This past weekend Lisa and I got high. And it was good.
Despite having never camped before, and having argued quite passionately that she could never do such a thing, Lisa proposed we hike to the summit of Mt. Charleston this past weekend. After minimal planning, and a trip to REI, we set off on Saturday morning.
We took the Trail Canyon Trail to the North Loop. It’s an intense 8.8 mile 4200 foot climb that spends much of its length over 10,000 ft elevation.
On land, the highest I’ve ever been was around 10,000 ft in Leadville, Colorado for George & Erika’s wedding back in 2003. I remember getting mildly winded running from the car to the hotel up there, but I didn’t cough up any blood, so I figured I’d be fine.
There is no drinkable water on the trail, so we carried our own with us. Ditto for food, shelter, etc. There’s also no bathroom facilities up there, so we brought a little plastic sanitary shovel and a roll of paper. In the end my pack was about 30lbs and Lisa’s about 25lbs.
Anyway, we hit the trail around 10:20AM and covered about 1 mile per hour for the first few hours. That sounds slow, but it was some heavy duty hiking. I was getting headaches, nausea, and mild dizzy spells the whole time. Lisa, who exercises regularly, seemed to do a little better. But we were both pretty beat by the time we got lost.
The original plan was to summit on day one, camp overnight on the other side of the mountain, then hike down that other side the next day. When we stumbled off the trail in the afternoon and found ourselves scratching our heads at seemingly impossible cliffs, we decided we might have to camp on day one.

> _Data listing_
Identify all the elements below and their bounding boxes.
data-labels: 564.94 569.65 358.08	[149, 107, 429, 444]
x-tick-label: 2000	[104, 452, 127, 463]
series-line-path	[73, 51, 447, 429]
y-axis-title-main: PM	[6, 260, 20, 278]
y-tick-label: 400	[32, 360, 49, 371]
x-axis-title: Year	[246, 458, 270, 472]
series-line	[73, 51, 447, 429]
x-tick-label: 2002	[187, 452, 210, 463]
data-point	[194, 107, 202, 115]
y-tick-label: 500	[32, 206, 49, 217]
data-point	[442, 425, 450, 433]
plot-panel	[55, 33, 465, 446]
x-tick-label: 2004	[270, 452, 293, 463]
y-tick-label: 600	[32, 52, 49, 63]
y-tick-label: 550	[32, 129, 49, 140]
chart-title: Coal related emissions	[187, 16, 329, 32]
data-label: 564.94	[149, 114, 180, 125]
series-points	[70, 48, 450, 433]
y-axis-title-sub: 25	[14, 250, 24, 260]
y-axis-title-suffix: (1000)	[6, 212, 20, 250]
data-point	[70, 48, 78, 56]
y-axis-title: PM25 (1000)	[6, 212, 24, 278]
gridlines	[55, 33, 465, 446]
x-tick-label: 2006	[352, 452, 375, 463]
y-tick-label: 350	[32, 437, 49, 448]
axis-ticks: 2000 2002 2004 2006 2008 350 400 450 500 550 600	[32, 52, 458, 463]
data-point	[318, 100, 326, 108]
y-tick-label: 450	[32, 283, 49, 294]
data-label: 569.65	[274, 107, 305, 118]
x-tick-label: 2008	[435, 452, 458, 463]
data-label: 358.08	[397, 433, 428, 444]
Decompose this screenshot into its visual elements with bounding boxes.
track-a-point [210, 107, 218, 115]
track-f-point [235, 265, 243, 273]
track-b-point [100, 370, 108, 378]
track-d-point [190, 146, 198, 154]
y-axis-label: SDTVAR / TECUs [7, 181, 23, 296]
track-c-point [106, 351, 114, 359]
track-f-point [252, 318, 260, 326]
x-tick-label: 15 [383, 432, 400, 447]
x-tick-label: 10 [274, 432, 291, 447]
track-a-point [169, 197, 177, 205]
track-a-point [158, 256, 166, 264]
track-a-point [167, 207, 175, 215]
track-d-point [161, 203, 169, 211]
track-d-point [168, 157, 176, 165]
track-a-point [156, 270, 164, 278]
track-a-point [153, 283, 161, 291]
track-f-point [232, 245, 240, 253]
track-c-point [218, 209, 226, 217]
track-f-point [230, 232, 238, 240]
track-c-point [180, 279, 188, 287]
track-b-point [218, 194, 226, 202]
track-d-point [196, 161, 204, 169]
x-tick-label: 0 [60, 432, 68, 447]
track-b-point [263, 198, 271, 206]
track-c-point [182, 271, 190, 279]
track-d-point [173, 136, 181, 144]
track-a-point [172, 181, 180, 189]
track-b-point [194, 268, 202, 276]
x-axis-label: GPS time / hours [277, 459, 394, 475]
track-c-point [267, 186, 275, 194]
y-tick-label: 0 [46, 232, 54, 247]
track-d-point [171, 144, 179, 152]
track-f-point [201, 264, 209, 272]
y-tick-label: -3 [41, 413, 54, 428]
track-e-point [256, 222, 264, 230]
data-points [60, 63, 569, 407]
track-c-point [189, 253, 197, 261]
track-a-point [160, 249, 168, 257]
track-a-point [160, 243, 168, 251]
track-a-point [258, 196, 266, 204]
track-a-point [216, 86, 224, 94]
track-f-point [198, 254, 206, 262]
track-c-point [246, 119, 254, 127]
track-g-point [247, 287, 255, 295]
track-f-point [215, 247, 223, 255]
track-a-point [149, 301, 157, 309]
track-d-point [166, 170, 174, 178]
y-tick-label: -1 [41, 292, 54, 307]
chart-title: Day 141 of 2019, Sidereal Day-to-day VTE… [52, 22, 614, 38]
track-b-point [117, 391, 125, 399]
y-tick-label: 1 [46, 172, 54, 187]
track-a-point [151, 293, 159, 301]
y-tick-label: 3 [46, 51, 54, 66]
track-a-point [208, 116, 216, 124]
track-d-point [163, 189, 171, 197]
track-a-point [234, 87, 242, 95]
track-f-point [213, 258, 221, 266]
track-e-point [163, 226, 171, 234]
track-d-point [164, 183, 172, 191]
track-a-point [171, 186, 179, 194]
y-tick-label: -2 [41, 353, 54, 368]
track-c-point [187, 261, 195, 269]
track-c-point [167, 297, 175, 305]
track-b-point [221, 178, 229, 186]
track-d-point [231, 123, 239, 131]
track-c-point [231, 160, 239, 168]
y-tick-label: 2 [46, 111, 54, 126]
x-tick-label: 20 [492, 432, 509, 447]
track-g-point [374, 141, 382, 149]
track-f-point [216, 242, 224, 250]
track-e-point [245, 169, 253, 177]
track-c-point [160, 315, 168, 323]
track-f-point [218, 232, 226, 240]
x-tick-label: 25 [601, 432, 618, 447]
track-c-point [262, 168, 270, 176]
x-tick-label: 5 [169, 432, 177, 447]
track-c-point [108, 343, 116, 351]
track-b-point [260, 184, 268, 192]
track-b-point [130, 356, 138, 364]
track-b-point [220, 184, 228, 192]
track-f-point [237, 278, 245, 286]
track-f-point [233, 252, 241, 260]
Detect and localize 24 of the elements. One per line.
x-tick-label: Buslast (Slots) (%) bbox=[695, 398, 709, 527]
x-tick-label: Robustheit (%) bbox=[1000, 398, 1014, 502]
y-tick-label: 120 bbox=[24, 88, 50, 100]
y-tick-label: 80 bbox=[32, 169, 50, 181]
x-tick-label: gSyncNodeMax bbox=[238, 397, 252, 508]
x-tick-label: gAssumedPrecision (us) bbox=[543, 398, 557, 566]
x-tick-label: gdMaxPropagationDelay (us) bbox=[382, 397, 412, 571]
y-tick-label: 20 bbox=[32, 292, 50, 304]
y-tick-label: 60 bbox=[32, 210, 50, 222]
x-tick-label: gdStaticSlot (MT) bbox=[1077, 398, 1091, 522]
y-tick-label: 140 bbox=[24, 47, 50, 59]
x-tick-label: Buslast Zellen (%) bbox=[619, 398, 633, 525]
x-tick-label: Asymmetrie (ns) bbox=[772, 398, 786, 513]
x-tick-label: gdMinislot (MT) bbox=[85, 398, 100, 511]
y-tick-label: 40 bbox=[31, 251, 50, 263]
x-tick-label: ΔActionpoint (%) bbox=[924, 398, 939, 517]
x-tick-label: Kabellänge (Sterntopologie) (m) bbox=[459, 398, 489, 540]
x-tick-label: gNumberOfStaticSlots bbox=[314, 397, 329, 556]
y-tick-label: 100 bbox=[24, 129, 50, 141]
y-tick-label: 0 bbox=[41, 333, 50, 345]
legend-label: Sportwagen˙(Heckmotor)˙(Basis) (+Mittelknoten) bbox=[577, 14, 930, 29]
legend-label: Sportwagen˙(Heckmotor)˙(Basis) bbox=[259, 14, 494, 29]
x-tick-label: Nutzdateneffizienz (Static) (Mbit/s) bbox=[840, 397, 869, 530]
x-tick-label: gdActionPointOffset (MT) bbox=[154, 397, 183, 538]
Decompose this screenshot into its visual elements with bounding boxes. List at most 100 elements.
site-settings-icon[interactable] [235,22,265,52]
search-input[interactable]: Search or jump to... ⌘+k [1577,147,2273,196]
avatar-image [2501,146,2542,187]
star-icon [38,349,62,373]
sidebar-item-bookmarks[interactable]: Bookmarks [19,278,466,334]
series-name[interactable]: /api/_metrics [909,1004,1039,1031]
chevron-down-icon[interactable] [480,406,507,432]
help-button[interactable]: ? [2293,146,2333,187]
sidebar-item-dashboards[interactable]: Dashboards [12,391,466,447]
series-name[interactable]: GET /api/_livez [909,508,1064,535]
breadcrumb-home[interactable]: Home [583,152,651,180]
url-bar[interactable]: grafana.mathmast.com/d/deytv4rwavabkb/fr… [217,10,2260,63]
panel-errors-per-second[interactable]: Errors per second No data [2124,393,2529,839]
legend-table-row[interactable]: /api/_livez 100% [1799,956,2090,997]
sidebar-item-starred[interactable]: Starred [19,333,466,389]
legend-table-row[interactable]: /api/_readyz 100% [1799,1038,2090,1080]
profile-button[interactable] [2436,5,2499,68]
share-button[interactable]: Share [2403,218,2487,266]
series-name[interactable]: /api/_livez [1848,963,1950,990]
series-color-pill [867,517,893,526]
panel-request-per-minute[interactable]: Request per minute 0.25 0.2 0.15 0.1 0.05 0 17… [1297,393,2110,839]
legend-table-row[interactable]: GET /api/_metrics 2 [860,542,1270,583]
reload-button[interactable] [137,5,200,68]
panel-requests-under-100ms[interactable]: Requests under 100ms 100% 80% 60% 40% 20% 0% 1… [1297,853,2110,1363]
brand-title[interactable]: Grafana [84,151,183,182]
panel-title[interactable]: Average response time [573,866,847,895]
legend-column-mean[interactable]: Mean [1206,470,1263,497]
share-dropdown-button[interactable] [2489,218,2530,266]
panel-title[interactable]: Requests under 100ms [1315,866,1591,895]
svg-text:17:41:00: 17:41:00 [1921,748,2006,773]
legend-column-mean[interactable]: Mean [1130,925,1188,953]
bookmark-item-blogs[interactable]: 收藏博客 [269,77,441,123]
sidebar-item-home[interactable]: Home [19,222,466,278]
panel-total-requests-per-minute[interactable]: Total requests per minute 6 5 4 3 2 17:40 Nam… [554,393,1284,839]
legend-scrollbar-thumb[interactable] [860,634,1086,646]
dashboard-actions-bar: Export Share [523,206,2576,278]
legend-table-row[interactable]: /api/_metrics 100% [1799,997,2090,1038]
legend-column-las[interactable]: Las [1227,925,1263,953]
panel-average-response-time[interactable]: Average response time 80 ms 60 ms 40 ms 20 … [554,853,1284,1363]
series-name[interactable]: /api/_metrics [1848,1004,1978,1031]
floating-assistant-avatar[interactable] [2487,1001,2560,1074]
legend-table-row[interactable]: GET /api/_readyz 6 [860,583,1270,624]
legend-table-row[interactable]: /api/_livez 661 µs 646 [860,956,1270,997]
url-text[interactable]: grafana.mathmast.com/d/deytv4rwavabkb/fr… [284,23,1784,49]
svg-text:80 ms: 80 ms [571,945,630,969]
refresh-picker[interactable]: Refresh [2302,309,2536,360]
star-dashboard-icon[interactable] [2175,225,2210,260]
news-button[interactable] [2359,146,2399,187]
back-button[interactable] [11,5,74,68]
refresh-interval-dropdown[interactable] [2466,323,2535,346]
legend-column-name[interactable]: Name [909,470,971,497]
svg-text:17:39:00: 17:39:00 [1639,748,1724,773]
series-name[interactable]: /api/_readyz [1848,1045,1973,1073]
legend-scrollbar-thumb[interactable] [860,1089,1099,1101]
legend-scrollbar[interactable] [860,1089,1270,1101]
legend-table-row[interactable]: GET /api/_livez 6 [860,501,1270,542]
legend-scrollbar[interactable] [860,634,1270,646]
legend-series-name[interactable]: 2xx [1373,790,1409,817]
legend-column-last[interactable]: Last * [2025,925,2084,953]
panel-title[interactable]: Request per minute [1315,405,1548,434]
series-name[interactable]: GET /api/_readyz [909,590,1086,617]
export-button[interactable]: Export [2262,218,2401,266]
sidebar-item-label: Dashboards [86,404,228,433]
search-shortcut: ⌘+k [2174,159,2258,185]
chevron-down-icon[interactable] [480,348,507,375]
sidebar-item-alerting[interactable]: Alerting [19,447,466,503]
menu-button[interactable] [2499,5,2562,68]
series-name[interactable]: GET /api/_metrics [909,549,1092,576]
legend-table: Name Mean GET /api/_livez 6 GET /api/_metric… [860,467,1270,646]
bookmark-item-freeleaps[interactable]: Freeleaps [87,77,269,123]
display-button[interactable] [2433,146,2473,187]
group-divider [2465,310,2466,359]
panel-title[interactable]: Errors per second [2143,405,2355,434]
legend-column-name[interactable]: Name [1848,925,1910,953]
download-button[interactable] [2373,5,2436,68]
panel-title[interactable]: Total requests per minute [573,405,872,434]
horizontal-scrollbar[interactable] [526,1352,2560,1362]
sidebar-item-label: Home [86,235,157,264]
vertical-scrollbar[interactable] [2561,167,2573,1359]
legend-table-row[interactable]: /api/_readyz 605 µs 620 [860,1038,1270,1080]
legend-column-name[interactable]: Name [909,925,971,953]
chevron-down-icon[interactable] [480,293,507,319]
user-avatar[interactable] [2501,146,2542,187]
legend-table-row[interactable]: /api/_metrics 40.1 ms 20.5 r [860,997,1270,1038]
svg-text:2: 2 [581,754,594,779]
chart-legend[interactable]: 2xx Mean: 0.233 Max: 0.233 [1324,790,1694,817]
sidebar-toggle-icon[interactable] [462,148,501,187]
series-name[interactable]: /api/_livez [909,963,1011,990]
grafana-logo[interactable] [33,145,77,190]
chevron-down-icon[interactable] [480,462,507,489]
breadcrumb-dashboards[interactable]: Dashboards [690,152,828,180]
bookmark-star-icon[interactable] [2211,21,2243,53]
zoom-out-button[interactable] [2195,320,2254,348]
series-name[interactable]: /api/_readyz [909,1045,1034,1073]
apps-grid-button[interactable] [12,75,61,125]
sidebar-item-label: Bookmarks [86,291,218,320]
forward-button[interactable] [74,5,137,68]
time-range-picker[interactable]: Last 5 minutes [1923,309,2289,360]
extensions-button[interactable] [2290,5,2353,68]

> _Written exercise_
Decide whether each statement below agrees with the Mt. Charleston hike account above, and give yes or no with the deciding words of the account quoted. (a) Much of the route they took lies above 10,000 feet. (b) Drinking water could be found along the trail. (c) The original plan was to camp overnight before reaching the summit.

> _Solution below_
(a) Yes: "spends much of its length over 10,000 ft elevation"
(b) No: "There is no drinkable water on the trail"
(c) No: "The original plan was to summit on day one, camp overnight on the other side of the mountain"